[Dataset entries on figures]
+ + + + + + +

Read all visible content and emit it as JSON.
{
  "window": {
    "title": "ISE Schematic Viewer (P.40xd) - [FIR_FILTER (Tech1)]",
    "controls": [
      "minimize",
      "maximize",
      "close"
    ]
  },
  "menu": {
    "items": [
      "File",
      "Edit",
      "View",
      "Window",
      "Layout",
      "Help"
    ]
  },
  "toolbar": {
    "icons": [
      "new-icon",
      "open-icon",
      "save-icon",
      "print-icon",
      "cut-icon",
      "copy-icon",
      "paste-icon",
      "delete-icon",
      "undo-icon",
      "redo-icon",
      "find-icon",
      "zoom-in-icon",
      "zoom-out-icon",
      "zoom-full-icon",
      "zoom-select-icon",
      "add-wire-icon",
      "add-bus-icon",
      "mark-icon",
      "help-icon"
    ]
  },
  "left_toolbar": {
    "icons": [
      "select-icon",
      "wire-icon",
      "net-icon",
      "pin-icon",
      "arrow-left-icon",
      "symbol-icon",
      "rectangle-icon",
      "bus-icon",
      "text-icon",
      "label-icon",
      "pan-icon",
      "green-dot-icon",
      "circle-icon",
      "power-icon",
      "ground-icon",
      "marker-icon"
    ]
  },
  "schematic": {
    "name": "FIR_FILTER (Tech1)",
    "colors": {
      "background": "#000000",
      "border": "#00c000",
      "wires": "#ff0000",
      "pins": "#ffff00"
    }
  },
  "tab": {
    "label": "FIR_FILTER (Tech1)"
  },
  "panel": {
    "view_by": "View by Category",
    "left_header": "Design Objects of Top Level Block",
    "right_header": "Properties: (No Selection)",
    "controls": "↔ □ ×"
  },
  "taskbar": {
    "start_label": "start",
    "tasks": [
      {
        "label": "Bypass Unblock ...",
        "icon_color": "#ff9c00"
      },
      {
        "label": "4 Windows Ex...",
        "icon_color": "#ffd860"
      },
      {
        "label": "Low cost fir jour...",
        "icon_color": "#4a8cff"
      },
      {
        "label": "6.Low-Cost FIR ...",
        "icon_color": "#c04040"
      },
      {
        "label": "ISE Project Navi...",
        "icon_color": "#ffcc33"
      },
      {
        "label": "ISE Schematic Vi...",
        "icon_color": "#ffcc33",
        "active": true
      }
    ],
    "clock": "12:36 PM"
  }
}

+ + + + + + +

REQUEST |
Write out all the entries exactly.

SOLUTION TO THIS PROBLEM |
Read all visible content and emit it as JSON.
{
  "window": {
    "title": "ISE Schematic Viewer (P.40xd) - [FIR_FILTER (Tech1)]",
    "controls": [
      "minimize",
      "maximize",
      "close"
    ]
  },
  "menu": {
    "items": [
      "File",
      "Edit",
      "View",
      "Window",
      "Layout",
      "Help"
    ]
  },
  "toolbar": {
    "icons": [
      "new-icon",
      "open-icon",
      "save-icon",
      "print-icon",
      "cut-icon",
      "copy-icon",
      "paste-icon",
      "delete-icon",
      "undo-icon",
      "redo-icon",
      "find-icon",
      "zoom-in-icon",
      "zoom-out-icon",
      "zoom-full-icon",
      "zoom-select-icon",
      "add-wire-icon",
      "add-bus-icon",
      "mark-icon",
      "help-icon"
    ]
  },
  "left_toolbar": {
    "icons": [
      "select-icon",
      "wire-icon",
      "net-icon",
      "pin-icon",
      "arrow-left-icon",
      "symbol-icon",
      "rectangle-icon",
      "bus-icon",
      "text-icon",
      "label-icon",
      "pan-icon",
      "green-dot-icon",
      "circle-icon",
      "power-icon",
      "ground-icon",
      "marker-icon"
    ]
  },
  "schematic": {
    "name": "FIR_FILTER (Tech1)",
    "colors": {
      "background": "#000000",
      "border": "#00c000",
      "wires": "#ff0000",
      "pins": "#ffff00"
    }
  },
  "tab": {
    "label": "FIR_FILTER (Tech1)"
  },
  "panel": {
    "view_by": "View by Category",
    "left_header": "Design Objects of Top Level Block",
    "right_header": "Properties: (No Selection)",
    "controls": "↔ □ ×"
  },
  "taskbar": {
    "start_label": "start",
    "tasks": [
      {
        "label": "Bypass Unblock ...",
        "icon_color": "#ff9c00"
      },
      {
        "label": "4 Windows Ex...",
        "icon_color": "#ffd860"
      },
      {
        "label": "Low cost fir jour...",
        "icon_color": "#4a8cff"
      },
      {
        "label": "6.Low-Cost FIR ...",
        "icon_color": "#c04040"
      },
      {
        "label": "ISE Project Navi...",
        "icon_color": "#ffcc33"
      },
      {
        "label": "ISE Schematic Vi...",
        "icon_color": "#ffcc33",
        "active": true
      }
    ],
    "clock": "12:36 PM"
  }
}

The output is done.